─── Dataset extract
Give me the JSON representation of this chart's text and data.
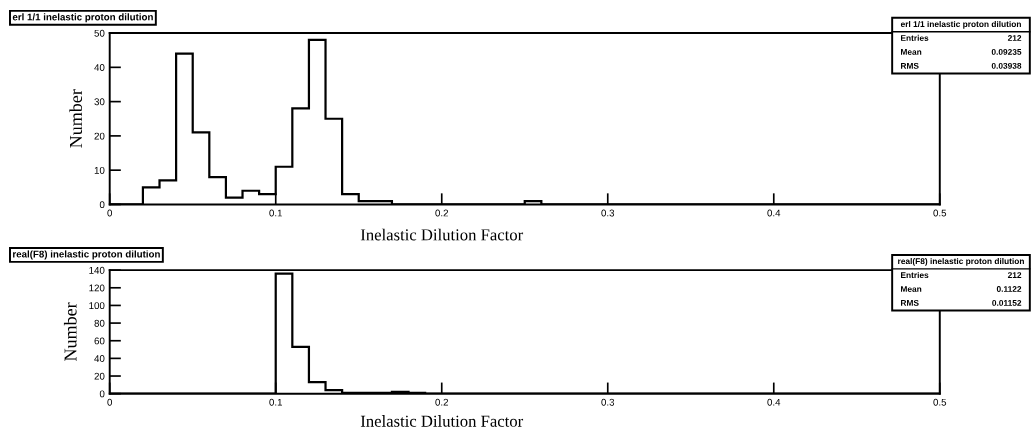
{
  "chart_data": [
    {
      "type": "histogram",
      "title": "erl 1/1 inelastic proton dilution",
      "xlabel": "Inelastic Dilution Factor",
      "ylabel": "Number",
      "bins": [
        0,
        0.01,
        0.02,
        0.03,
        0.04,
        0.05,
        0.06,
        0.07,
        0.08,
        0.09,
        0.1,
        0.11,
        0.12,
        0.13,
        0.14,
        0.15,
        0.16,
        0.17,
        0.18,
        0.19,
        0.2,
        0.21,
        0.22,
        0.23,
        0.24,
        0.25,
        0.26,
        0.27,
        0.28,
        0.29,
        0.3,
        0.31,
        0.32,
        0.33,
        0.34,
        0.35,
        0.36,
        0.37,
        0.38,
        0.39,
        0.4,
        0.41,
        0.42,
        0.43,
        0.44,
        0.45,
        0.46,
        0.47,
        0.48,
        0.49,
        0.5
      ],
      "values": [
        0,
        0,
        5,
        7,
        44,
        21,
        8,
        2,
        4,
        3,
        11,
        28,
        48,
        25,
        3,
        1,
        1,
        0,
        0,
        0,
        0,
        0,
        0,
        0,
        0,
        1,
        0,
        0,
        0,
        0,
        0,
        0,
        0,
        0,
        0,
        0,
        0,
        0,
        0,
        0,
        0,
        0,
        0,
        0,
        0,
        0,
        0,
        0,
        0,
        0
      ],
      "color": "#000000",
      "xlim": [
        0,
        0.5
      ],
      "ylim": [
        0,
        50
      ],
      "xticks": [
        0,
        0.1,
        0.2,
        0.3,
        0.4,
        0.5
      ],
      "yticks": [
        0,
        10,
        20,
        30,
        40,
        50
      ],
      "annotations": [
        "erl 1/1 inelastic proton dilution",
        "Entries",
        "212",
        "Mean",
        "0.09235",
        "RMS",
        "0.03938"
      ],
      "grid": false,
      "legend": false
    },
    {
      "type": "histogram",
      "title": "real(F8) inelastic proton dilution",
      "xlabel": "Inelastic Dilution Factor",
      "ylabel": "Number",
      "bins": [
        0,
        0.01,
        0.02,
        0.03,
        0.04,
        0.05,
        0.06,
        0.07,
        0.08,
        0.09,
        0.1,
        0.11,
        0.12,
        0.13,
        0.14,
        0.15,
        0.16,
        0.17,
        0.18,
        0.19,
        0.2,
        0.21,
        0.22,
        0.23,
        0.24,
        0.25,
        0.26,
        0.27,
        0.28,
        0.29,
        0.3,
        0.31,
        0.32,
        0.33,
        0.34,
        0.35,
        0.36,
        0.37,
        0.38,
        0.39,
        0.4,
        0.41,
        0.42,
        0.43,
        0.44,
        0.45,
        0.46,
        0.47,
        0.48,
        0.49,
        0.5
      ],
      "values": [
        0,
        0,
        0,
        0,
        0,
        0,
        0,
        0,
        0,
        0,
        136,
        53,
        13,
        4,
        1,
        1,
        1,
        2,
        1,
        0,
        0,
        0,
        0,
        0,
        0,
        0,
        0,
        0,
        0,
        0,
        0,
        0,
        0,
        0,
        0,
        0,
        0,
        0,
        0,
        0,
        0,
        0,
        0,
        0,
        0,
        0,
        0,
        0,
        0,
        0
      ],
      "color": "#000000",
      "xlim": [
        0,
        0.5
      ],
      "ylim": [
        0,
        140
      ],
      "xticks": [
        0,
        0.1,
        0.2,
        0.3,
        0.4,
        0.5
      ],
      "yticks": [
        0,
        20,
        40,
        60,
        80,
        100,
        120,
        140
      ],
      "annotations": [
        "real(F8) inelastic proton dilution",
        "Entries",
        "212",
        "Mean",
        "0.1122",
        "RMS",
        "0.01152"
      ],
      "grid": false,
      "legend": false
    }
  ]
}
──────
Task: Return all lines of the material above in which the word "real" occurs.

Exercise answer:
      "title": "real(F8) inelastic proton dilution",
        "real(F8) inelastic proton dilution",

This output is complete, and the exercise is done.